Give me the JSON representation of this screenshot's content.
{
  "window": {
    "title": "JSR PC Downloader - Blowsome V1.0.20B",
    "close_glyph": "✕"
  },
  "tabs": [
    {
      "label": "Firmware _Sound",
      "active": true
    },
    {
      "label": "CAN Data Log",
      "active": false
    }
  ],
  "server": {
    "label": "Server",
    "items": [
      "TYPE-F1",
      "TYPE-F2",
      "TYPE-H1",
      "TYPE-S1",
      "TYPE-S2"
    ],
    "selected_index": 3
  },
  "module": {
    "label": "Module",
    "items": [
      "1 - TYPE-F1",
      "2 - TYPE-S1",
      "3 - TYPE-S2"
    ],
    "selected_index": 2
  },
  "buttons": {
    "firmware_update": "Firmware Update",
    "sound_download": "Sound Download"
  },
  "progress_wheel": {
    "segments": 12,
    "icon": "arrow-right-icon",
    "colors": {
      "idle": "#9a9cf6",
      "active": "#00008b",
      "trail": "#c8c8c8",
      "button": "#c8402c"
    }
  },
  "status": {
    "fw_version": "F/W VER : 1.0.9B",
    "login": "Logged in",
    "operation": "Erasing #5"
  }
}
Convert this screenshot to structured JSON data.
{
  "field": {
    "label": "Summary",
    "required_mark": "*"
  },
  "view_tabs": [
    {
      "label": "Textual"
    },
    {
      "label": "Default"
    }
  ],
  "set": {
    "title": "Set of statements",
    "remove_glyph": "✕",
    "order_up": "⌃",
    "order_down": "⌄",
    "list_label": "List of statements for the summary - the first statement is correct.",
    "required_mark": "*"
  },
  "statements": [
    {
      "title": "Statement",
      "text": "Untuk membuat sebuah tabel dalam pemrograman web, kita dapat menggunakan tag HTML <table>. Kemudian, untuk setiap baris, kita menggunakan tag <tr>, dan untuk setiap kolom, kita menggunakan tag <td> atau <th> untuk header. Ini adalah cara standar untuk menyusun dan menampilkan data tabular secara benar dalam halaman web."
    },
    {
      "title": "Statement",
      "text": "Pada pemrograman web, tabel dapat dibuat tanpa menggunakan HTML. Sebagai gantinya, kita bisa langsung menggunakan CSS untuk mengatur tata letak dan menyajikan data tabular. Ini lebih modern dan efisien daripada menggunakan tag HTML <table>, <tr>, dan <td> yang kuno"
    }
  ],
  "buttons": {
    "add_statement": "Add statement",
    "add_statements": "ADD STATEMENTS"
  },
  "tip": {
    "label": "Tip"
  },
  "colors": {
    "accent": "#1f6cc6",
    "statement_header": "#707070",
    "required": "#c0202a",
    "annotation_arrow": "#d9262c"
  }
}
══════
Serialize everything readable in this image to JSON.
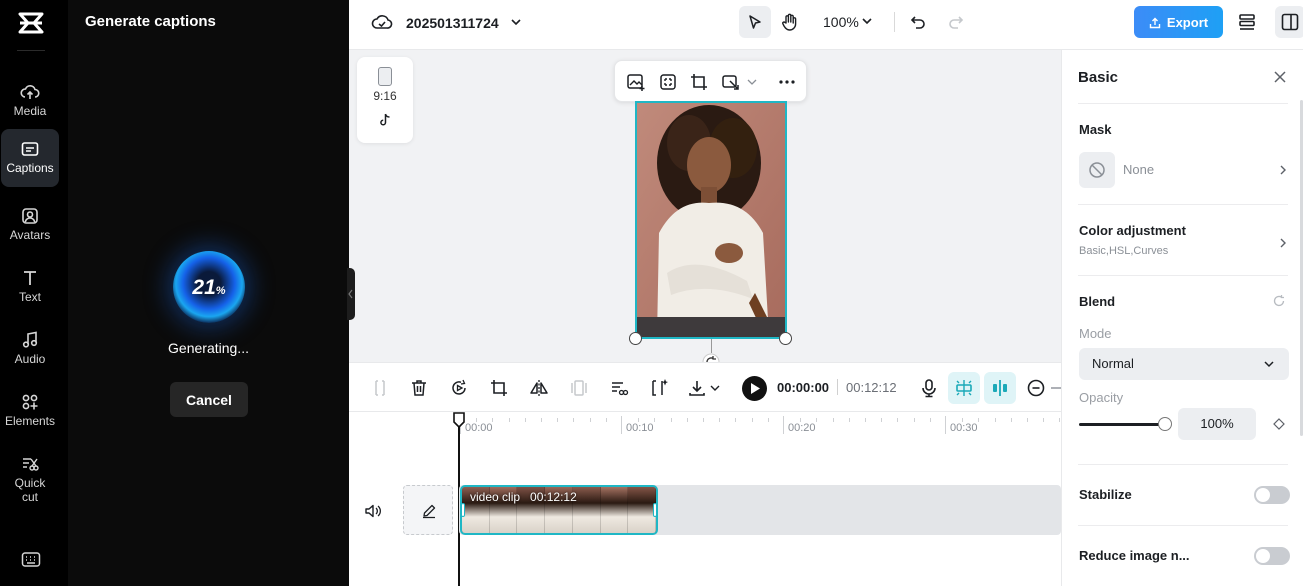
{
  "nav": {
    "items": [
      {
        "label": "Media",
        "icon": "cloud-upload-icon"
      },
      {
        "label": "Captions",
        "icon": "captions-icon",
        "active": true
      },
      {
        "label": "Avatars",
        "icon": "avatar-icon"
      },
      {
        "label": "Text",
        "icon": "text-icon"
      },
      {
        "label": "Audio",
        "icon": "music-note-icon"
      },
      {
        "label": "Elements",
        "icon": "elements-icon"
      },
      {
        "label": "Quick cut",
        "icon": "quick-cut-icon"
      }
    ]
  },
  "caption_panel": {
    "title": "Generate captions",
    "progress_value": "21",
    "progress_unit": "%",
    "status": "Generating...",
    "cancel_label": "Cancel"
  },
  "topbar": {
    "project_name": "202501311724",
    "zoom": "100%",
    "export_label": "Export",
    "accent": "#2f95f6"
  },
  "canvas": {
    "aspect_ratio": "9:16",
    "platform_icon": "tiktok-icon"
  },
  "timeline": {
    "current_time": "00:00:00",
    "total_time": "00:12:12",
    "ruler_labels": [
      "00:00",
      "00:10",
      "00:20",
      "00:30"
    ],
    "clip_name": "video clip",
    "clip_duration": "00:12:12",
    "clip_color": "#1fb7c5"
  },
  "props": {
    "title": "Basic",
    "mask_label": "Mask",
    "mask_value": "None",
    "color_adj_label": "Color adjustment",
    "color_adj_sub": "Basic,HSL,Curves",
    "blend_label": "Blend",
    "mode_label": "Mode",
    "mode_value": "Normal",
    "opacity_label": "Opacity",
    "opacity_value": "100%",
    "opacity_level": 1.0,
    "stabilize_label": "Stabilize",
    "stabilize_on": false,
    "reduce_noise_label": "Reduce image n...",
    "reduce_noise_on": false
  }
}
══════
Each line that holds the string "this" counts once; give the total and nothing else.

3